Dataset records on visual material:
══════════

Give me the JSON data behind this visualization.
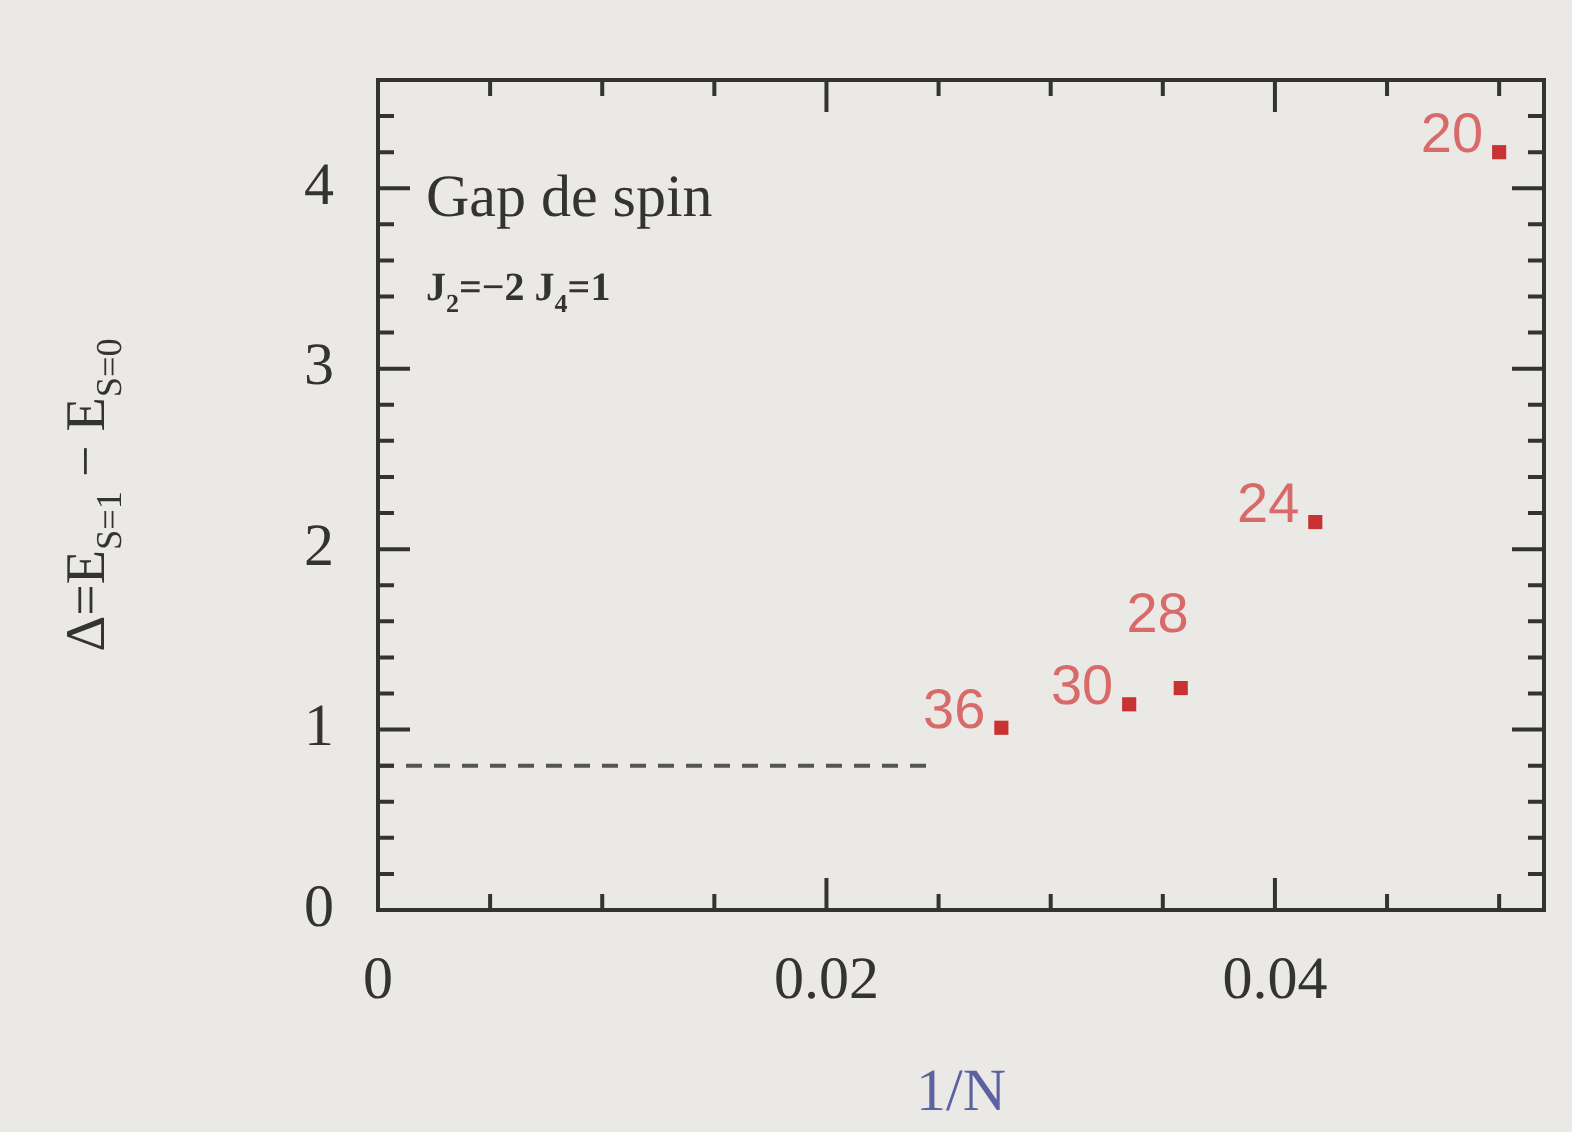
{
  "chart_data": {
    "type": "scatter",
    "xlabel": "1/N",
    "ylabel": "Δ=E$_{S=1}$ − E$_{S=0}$",
    "annotations": [
      "Gap de spin",
      "J$_{2}$=−2 J$_{4}$=1",
      {
        "text": "20",
        "x": 0.05,
        "y": 4.2
      },
      {
        "text": "24",
        "x": 0.0418,
        "y": 2.15
      },
      {
        "text": "28",
        "x": 0.0358,
        "y": 1.23
      },
      {
        "text": "30",
        "x": 0.0335,
        "y": 1.14
      },
      {
        "text": "36",
        "x": 0.0278,
        "y": 1.01
      }
    ],
    "xlim": [
      0,
      0.052
    ],
    "ylim": [
      0,
      4.6
    ],
    "xticks": [
      0,
      {
        "value": 0.005,
        "label": null
      },
      {
        "value": 0.01,
        "label": null
      },
      {
        "value": 0.015,
        "label": null
      },
      {
        "value": 0.02,
        "label": "0.02"
      },
      {
        "value": 0.025,
        "label": null
      },
      {
        "value": 0.03,
        "label": null
      },
      {
        "value": 0.035,
        "label": null
      },
      {
        "value": 0.04,
        "label": "0.04"
      },
      {
        "value": 0.045,
        "label": null
      },
      {
        "value": 0.05,
        "label": null
      }
    ],
    "yticks": [
      0,
      {
        "value": 0.2,
        "label": null
      },
      {
        "value": 0.4,
        "label": null
      },
      {
        "value": 0.6,
        "label": null
      },
      {
        "value": 0.8,
        "label": null
      },
      1,
      {
        "value": 1.2,
        "label": null
      },
      {
        "value": 1.4,
        "label": null
      },
      {
        "value": 1.6,
        "label": null
      },
      {
        "value": 1.8,
        "label": null
      },
      2,
      {
        "value": 2.2,
        "label": null
      },
      {
        "value": 2.4,
        "label": null
      },
      {
        "value": 2.6,
        "label": null
      },
      {
        "value": 2.8,
        "label": null
      },
      3,
      {
        "value": 3.2,
        "label": null
      },
      {
        "value": 3.4,
        "label": null
      },
      {
        "value": 3.6,
        "label": null
      },
      {
        "value": 3.8,
        "label": null
      },
      4,
      {
        "value": 4.2,
        "label": null
      },
      {
        "value": 4.4,
        "label": null
      }
    ],
    "grid": false,
    "legend": false,
    "series": [
      {
        "marker": "square",
        "color": "#c83232",
        "x": [
          0.05,
          0.0418,
          0.0358,
          0.0335,
          0.0278
        ],
        "values": [
          4.2,
          2.15,
          1.23,
          1.14,
          1.01
        ]
      },
      {
        "type": "line",
        "marker": "none",
        "line_style": "dashed",
        "color": "#555555",
        "x": [
          0,
          0.0245
        ],
        "values": [
          0.8,
          0.8
        ]
      }
    ]
  }
}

══════════

• _Exercise goal_
In your copy of the records, include no pictures; repeat everything else exactly.

• _Output_
Give me the JSON data behind this visualization.
{
  "chart_data": {
    "type": "scatter",
    "xlabel": "1/N",
    "ylabel": "Δ=E$_{S=1}$ − E$_{S=0}$",
    "annotations": [
      "Gap de spin",
      "J$_{2}$=−2 J$_{4}$=1",
      {
        "text": "20",
        "x": 0.05,
        "y": 4.2
      },
      {
        "text": "24",
        "x": 0.0418,
        "y": 2.15
      },
      {
        "text": "28",
        "x": 0.0358,
        "y": 1.23
      },
      {
        "text": "30",
        "x": 0.0335,
        "y": 1.14
      },
      {
        "text": "36",
        "x": 0.0278,
        "y": 1.01
      }
    ],
    "xlim": [
      0,
      0.052
    ],
    "ylim": [
      0,
      4.6
    ],
    "xticks": [
      0,
      {
        "value": 0.005,
        "label": null
      },
      {
        "value": 0.01,
        "label": null
      },
      {
        "value": 0.015,
        "label": null
      },
      {
        "value": 0.02,
        "label": "0.02"
      },
      {
        "value": 0.025,
        "label": null
      },
      {
        "value": 0.03,
        "label": null
      },
      {
        "value": 0.035,
        "label": null
      },
      {
        "value": 0.04,
        "label": "0.04"
      },
      {
        "value": 0.045,
        "label": null
      },
      {
        "value": 0.05,
        "label": null
      }
    ],
    "yticks": [
      0,
      {
        "value": 0.2,
        "label": null
      },
      {
        "value": 0.4,
        "label": null
      },
      {
        "value": 0.6,
        "label": null
      },
      {
        "value": 0.8,
        "label": null
      },
      1,
      {
        "value": 1.2,
        "label": null
      },
      {
        "value": 1.4,
        "label": null
      },
      {
        "value": 1.6,
        "label": null
      },
      {
        "value": 1.8,
        "label": null
      },
      2,
      {
        "value": 2.2,
        "label": null
      },
      {
        "value": 2.4,
        "label": null
      },
      {
        "value": 2.6,
        "label": null
      },
      {
        "value": 2.8,
        "label": null
      },
      3,
      {
        "value": 3.2,
        "label": null
      },
      {
        "value": 3.4,
        "label": null
      },
      {
        "value": 3.6,
        "label": null
      },
      {
        "value": 3.8,
        "label": null
      },
      4,
      {
        "value": 4.2,
        "label": null
      },
      {
        "value": 4.4,
        "label": null
      }
    ],
    "grid": false,
    "legend": false,
    "series": [
      {
        "marker": "square",
        "color": "#c83232",
        "x": [
          0.05,
          0.0418,
          0.0358,
          0.0335,
          0.0278
        ],
        "values": [
          4.2,
          2.15,
          1.23,
          1.14,
          1.01
        ]
      },
      {
        "type": "line",
        "marker": "none",
        "line_style": "dashed",
        "color": "#555555",
        "x": [
          0,
          0.0245
        ],
        "values": [
          0.8,
          0.8
        ]
      }
    ]
  }
}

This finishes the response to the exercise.